Data lines:
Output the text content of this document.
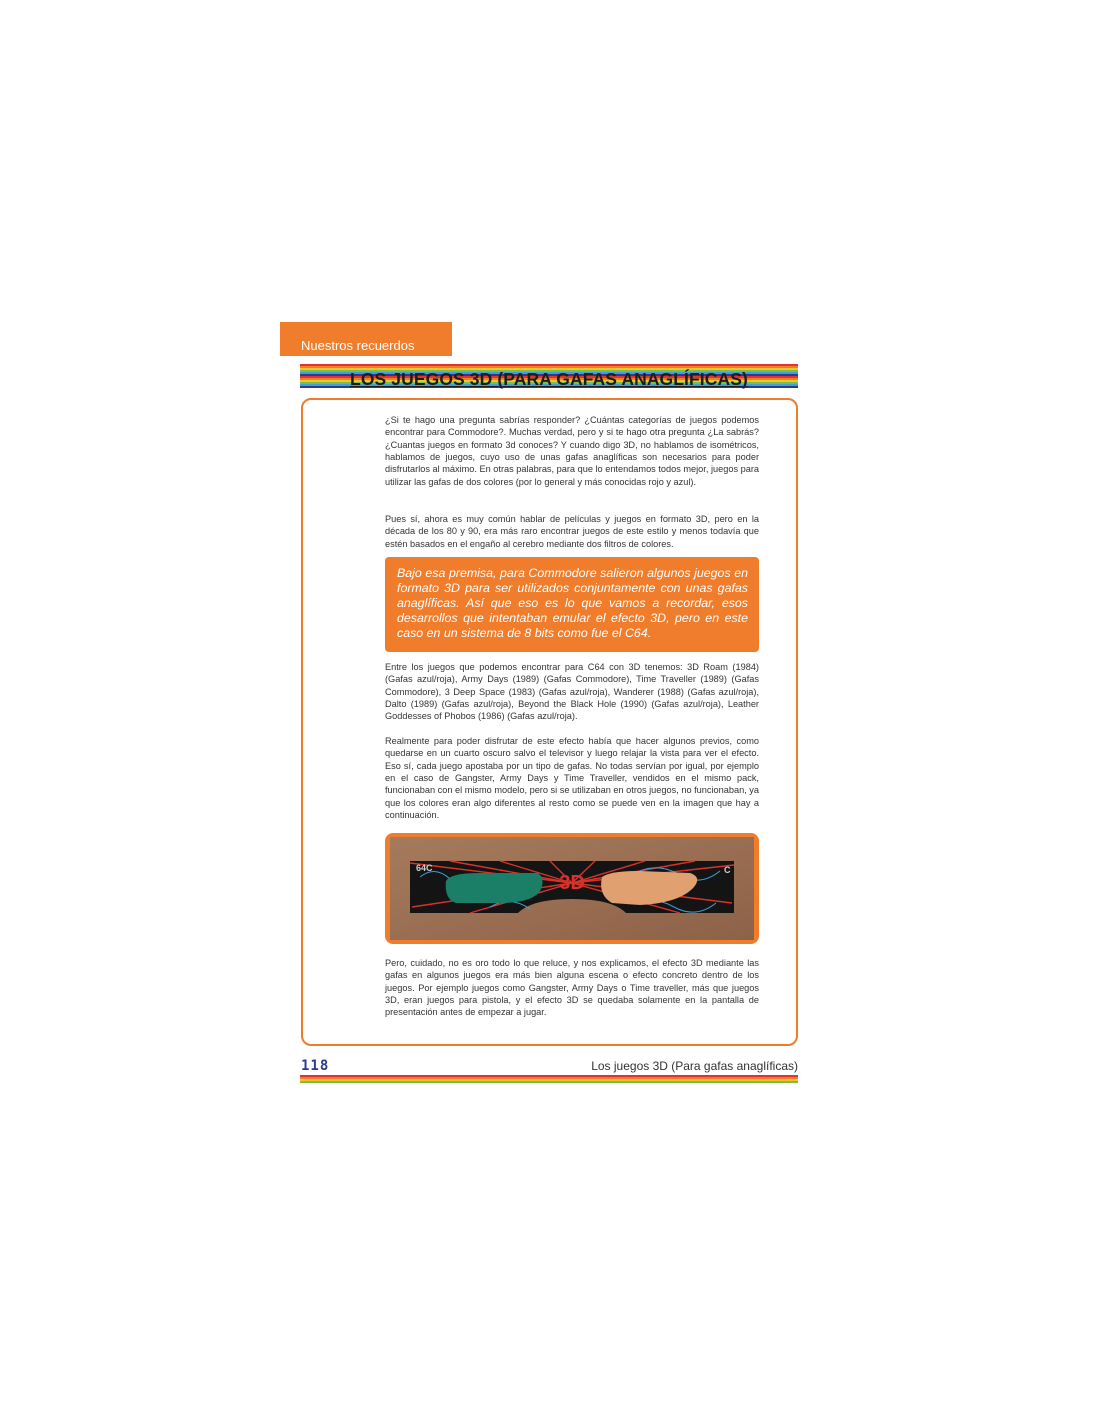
Nuestros recuerdos
LOS JUEGOS 3D (PARA GAFAS ANAGLÍFICAS)

¿Si te hago una pregunta sabrías responder? ¿Cuántas categorías de juegos podemos encontrar para Commodore?. Muchas verdad, pero y si te hago otra pregunta ¿La sabrás? ¿Cuantas juegos en formato 3d conoces? Y cuando digo 3D, no hablamos de isométricos, hablamos de juegos, cuyo uso de unas gafas anaglíficas son necesarios para poder disfrutarlos al máximo. En otras palabras, para que lo entendamos todos mejor, juegos para utilizar las gafas de dos colores (por lo general y más conocidas rojo y azul).

Pues sí, ahora es muy común hablar de películas y juegos en formato 3D, pero en la década de los 80 y 90, era más raro encontrar juegos de este estilo y menos todavía que estén basados en el engaño al cerebro mediante dos filtros de colores.

Bajo esa premisa, para Commodore salieron algunos juegos en formato 3D para ser utilizados conjuntamente con unas gafas anaglíficas. Así que eso es lo que vamos a recordar, esos desarrollos que intentaban emular el efecto 3D, pero en este caso en un sistema de 8 bits como fue el C64.

Entre los juegos que podemos encontrar para C64 con 3D tenemos: 3D Roam (1984) (Gafas azul/roja), Army Days (1989) (Gafas Commodore), Time Traveller (1989) (Gafas Commodore), 3 Deep Space (1983) (Gafas azul/roja), Wanderer (1988) (Gafas azul/roja), Dalto (1989) (Gafas azul/roja), Beyond the Black Hole (1990) (Gafas azul/roja), Leather Goddesses of Phobos (1986) (Gafas azul/roja).

Realmente para poder disfrutar de este efecto había que hacer algunos previos, como quedarse en un cuarto oscuro salvo el televisor y luego relajar la vista para ver el efecto. Eso sí, cada juego apostaba por un tipo de gafas. No todas servían por igual, por ejemplo en el caso de Gangster, Army Days y Time Traveller, vendidos en el mismo pack, funcionaban con el mismo modelo, pero si se utilizaban en otros juegos, no funcionaban, ya que los colores eran algo diferentes al resto como se puede ven en la imagen que hay a continuación.

64C
3D
C

Pero, cuidado, no es oro todo lo que reluce, y nos explicamos, el efecto 3D mediante las gafas en algunos juegos era más bien alguna escena o efecto concreto dentro de los juegos. Por ejemplo juegos como Gangster, Army Days o Time traveller, más que juegos 3D, eran juegos para pistola, y el efecto 3D se quedaba solamente en la pantalla de presentación antes de empezar a jugar.

118	Los juegos 3D (Para gafas anaglíficas)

Do this: Go through the listing above and quote it exactly, apart from its images.

Task output:
Output the text content of this document.
Nuestros recuerdos
LOS JUEGOS 3D (PARA GAFAS ANAGLÍFICAS)

¿Si te hago una pregunta sabrías responder? ¿Cuántas categorías de juegos podemos encontrar para Commodore?. Muchas verdad, pero y si te hago otra pregunta ¿La sabrás? ¿Cuantas juegos en formato 3d conoces? Y cuando digo 3D, no hablamos de isométricos, hablamos de juegos, cuyo uso de unas gafas anaglíficas son necesarios para poder disfrutarlos al máximo. En otras palabras, para que lo entendamos todos mejor, juegos para utilizar las gafas de dos colores (por lo general y más conocidas rojo y azul).

Pues sí, ahora es muy común hablar de películas y juegos en formato 3D, pero en la década de los 80 y 90, era más raro encontrar juegos de este estilo y menos todavía que estén basados en el engaño al cerebro mediante dos filtros de colores.

Bajo esa premisa, para Commodore salieron algunos juegos en formato 3D para ser utilizados conjuntamente con unas gafas anaglíficas. Así que eso es lo que vamos a recordar, esos desarrollos que intentaban emular el efecto 3D, pero en este caso en un sistema de 8 bits como fue el C64.

Entre los juegos que podemos encontrar para C64 con 3D tenemos: 3D Roam (1984) (Gafas azul/roja), Army Days (1989) (Gafas Commodore), Time Traveller (1989) (Gafas Commodore), 3 Deep Space (1983) (Gafas azul/roja), Wanderer (1988) (Gafas azul/roja), Dalto (1989) (Gafas azul/roja), Beyond the Black Hole (1990) (Gafas azul/roja), Leather Goddesses of Phobos (1986) (Gafas azul/roja).

Realmente para poder disfrutar de este efecto había que hacer algunos previos, como quedarse en un cuarto oscuro salvo el televisor y luego relajar la vista para ver el efecto. Eso sí, cada juego apostaba por un tipo de gafas. No todas servían por igual, por ejemplo en el caso de Gangster, Army Days y Time Traveller, vendidos en el mismo pack, funcionaban con el mismo modelo, pero si se utilizaban en otros juegos, no funcionaban, ya que los colores eran algo diferentes al resto como se puede ven en la imagen que hay a continuación.

64C
3D
C

Pero, cuidado, no es oro todo lo que reluce, y nos explicamos, el efecto 3D mediante las gafas en algunos juegos era más bien alguna escena o efecto concreto dentro de los juegos. Por ejemplo juegos como Gangster, Army Days o Time traveller, más que juegos 3D, eran juegos para pistola, y el efecto 3D se quedaba solamente en la pantalla de presentación antes de empezar a jugar.

118	Los juegos 3D (Para gafas anaglíficas)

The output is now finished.